*GOAL*: Which lines hold the word "pockets"? Copy each of them.

*RECORDED INFORMATION*:
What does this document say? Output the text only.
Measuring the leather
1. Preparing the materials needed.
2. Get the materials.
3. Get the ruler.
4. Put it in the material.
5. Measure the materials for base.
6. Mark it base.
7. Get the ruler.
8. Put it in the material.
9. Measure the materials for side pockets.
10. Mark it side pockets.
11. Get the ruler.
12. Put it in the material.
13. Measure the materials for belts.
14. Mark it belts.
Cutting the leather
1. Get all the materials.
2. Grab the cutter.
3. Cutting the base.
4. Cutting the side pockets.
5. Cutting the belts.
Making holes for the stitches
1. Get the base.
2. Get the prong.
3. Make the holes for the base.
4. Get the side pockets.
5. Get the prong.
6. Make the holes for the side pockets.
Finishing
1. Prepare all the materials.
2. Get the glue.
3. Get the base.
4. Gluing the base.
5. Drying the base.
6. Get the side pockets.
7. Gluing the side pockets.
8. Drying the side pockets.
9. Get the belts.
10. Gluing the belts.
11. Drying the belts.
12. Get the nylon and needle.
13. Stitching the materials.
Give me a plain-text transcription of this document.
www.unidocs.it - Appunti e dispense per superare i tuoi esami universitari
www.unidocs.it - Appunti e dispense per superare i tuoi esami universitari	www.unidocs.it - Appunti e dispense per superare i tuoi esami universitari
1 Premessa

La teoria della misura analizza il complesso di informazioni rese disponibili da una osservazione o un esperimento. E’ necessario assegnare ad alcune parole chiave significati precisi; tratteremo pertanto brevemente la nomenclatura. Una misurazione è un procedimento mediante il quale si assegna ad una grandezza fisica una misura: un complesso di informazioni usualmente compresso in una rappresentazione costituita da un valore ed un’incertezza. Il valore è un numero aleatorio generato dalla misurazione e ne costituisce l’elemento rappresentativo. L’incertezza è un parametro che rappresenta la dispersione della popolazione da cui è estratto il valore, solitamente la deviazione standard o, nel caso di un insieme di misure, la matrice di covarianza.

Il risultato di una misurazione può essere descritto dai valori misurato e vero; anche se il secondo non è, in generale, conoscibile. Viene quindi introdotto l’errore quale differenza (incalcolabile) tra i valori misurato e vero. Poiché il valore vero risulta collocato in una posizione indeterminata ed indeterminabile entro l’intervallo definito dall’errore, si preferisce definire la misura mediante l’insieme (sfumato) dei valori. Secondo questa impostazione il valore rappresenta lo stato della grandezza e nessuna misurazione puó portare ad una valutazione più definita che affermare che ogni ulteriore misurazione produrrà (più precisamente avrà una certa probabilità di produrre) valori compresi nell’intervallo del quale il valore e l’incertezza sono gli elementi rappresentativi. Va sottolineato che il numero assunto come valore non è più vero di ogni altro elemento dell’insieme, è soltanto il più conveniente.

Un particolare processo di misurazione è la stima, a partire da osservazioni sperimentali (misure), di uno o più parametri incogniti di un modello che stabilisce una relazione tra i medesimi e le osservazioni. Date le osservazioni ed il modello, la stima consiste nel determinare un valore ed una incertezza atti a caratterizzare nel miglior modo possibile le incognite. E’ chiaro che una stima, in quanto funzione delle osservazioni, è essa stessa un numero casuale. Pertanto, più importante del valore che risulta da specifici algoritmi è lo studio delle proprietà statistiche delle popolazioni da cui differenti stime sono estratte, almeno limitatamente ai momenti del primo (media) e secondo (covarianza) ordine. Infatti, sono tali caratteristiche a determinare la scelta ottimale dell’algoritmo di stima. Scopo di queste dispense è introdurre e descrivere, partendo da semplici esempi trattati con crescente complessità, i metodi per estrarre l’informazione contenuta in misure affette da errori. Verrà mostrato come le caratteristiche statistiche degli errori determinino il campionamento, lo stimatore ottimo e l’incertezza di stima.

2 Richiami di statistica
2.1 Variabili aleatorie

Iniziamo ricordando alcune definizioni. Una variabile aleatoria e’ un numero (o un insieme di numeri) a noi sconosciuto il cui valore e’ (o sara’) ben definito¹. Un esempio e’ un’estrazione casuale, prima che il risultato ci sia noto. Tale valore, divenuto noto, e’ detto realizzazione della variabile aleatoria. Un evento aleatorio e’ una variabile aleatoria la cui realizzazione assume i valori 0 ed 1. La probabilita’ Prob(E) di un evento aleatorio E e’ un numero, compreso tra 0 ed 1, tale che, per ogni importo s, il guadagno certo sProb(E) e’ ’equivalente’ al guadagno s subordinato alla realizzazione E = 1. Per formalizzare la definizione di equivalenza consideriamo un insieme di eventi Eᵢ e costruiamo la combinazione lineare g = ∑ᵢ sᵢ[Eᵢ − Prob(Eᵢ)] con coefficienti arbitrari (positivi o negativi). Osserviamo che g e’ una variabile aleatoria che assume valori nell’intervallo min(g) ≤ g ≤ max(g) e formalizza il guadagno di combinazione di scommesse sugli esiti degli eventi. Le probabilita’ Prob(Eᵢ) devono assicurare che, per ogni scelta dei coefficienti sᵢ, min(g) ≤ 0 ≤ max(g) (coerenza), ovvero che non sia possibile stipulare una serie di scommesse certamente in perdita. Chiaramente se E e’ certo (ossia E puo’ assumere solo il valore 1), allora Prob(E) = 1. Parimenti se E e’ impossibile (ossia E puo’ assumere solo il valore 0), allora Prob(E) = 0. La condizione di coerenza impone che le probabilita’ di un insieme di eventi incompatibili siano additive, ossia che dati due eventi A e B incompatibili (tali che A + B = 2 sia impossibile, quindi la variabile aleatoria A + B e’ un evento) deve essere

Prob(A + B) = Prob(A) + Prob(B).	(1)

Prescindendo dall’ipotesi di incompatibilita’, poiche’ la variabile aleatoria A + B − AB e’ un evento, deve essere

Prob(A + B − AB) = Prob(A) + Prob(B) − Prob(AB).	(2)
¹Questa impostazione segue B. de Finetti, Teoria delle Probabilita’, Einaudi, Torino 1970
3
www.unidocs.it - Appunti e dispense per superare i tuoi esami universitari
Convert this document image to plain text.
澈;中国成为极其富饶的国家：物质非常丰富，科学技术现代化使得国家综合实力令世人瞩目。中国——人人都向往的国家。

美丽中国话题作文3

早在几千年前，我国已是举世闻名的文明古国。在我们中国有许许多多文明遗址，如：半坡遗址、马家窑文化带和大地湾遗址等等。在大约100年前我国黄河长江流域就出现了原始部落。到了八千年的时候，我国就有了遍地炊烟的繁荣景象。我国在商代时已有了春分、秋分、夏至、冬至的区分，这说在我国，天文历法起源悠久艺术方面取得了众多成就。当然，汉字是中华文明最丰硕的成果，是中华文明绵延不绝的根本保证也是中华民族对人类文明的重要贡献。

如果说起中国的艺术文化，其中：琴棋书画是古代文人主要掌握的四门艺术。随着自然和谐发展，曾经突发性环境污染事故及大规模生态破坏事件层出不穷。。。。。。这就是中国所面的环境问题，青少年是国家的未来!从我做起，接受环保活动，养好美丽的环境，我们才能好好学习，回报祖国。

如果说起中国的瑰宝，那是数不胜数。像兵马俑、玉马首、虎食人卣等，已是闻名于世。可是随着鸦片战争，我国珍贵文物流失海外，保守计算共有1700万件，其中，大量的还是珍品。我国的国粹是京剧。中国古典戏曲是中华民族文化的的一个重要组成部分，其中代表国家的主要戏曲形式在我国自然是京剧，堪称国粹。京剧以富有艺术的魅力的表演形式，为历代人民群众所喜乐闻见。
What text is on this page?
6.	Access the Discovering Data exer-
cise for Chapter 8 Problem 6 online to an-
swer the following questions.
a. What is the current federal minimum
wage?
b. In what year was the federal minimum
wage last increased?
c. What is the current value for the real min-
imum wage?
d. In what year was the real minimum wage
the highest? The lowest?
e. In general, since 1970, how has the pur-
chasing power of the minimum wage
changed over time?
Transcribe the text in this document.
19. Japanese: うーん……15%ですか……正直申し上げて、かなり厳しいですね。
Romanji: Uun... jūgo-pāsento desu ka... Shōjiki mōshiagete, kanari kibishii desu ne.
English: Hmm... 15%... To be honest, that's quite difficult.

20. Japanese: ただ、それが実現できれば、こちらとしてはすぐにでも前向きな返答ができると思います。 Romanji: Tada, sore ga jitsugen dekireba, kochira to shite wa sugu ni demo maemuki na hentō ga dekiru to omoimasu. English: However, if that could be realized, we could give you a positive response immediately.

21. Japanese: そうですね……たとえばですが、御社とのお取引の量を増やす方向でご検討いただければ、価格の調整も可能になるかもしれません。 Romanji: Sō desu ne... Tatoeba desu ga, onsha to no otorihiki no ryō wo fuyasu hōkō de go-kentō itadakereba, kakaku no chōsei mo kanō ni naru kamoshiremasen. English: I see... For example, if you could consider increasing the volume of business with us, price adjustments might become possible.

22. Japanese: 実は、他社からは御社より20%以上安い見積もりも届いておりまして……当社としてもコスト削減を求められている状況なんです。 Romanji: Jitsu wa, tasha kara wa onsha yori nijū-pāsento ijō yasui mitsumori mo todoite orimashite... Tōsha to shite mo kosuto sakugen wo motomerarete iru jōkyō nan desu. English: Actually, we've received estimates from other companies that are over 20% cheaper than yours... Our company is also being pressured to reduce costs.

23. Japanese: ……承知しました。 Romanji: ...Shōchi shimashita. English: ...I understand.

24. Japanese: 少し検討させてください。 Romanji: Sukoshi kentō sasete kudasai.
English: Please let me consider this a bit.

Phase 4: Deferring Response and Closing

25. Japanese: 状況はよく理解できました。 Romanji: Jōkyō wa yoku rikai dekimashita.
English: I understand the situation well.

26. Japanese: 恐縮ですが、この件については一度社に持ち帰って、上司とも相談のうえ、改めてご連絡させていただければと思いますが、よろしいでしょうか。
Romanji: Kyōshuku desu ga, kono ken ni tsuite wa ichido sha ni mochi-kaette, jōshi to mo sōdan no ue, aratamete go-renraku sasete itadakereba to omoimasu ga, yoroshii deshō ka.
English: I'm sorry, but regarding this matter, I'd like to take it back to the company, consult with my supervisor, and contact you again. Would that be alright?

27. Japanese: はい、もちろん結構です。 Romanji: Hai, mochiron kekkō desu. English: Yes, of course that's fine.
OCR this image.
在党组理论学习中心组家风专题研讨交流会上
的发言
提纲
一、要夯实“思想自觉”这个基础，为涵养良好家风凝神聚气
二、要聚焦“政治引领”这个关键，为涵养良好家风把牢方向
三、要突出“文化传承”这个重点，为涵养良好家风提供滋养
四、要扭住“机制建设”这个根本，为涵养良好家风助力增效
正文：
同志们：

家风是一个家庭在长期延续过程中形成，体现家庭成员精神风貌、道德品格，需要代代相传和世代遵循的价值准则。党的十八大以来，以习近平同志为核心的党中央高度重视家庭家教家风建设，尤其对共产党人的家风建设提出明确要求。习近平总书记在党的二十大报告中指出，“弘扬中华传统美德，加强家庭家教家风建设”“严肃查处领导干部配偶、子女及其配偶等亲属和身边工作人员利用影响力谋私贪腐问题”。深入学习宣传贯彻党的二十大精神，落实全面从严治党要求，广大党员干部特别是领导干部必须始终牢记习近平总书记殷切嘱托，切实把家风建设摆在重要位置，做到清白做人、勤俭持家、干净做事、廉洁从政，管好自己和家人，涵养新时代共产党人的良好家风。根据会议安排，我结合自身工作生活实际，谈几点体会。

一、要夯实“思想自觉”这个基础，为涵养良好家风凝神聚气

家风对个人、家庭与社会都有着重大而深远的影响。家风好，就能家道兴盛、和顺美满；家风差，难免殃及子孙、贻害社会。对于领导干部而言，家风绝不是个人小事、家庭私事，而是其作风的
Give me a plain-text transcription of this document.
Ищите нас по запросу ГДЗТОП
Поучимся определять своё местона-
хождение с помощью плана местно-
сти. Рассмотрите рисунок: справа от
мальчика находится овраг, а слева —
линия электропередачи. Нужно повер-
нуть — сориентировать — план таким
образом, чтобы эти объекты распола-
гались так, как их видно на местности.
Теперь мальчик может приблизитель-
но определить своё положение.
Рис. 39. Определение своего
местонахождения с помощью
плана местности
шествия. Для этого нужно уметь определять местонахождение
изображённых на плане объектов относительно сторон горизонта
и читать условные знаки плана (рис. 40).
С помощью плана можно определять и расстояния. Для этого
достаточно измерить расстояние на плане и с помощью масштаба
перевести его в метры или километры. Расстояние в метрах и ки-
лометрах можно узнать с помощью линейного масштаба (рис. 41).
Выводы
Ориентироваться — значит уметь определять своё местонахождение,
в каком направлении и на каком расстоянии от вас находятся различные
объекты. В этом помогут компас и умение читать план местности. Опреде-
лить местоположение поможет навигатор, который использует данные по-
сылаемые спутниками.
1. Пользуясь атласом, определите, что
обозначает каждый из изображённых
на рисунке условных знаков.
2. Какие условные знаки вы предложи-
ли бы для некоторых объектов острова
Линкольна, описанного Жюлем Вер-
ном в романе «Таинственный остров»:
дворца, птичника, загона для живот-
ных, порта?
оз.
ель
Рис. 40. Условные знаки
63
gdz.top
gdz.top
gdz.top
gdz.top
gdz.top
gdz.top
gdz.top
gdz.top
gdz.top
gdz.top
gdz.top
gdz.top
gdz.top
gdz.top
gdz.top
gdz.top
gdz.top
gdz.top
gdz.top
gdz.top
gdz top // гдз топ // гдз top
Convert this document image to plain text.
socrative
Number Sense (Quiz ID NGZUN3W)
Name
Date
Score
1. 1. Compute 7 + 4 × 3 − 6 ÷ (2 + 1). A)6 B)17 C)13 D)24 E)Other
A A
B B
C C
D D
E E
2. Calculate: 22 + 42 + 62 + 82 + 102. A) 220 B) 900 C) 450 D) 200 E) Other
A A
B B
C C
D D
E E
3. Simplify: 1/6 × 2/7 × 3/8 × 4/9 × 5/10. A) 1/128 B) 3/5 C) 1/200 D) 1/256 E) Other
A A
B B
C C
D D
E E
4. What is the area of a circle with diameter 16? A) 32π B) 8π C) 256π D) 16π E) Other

*FINISHED TASK*:
9. Measure the materials for side pockets.
10. Mark it side pockets.
4. Cutting the side pockets.
4. Get the side pockets.
6. Make the holes for the side pockets.
6. Get the side pockets.
7. Gluing the side pockets.
8. Drying the side pockets.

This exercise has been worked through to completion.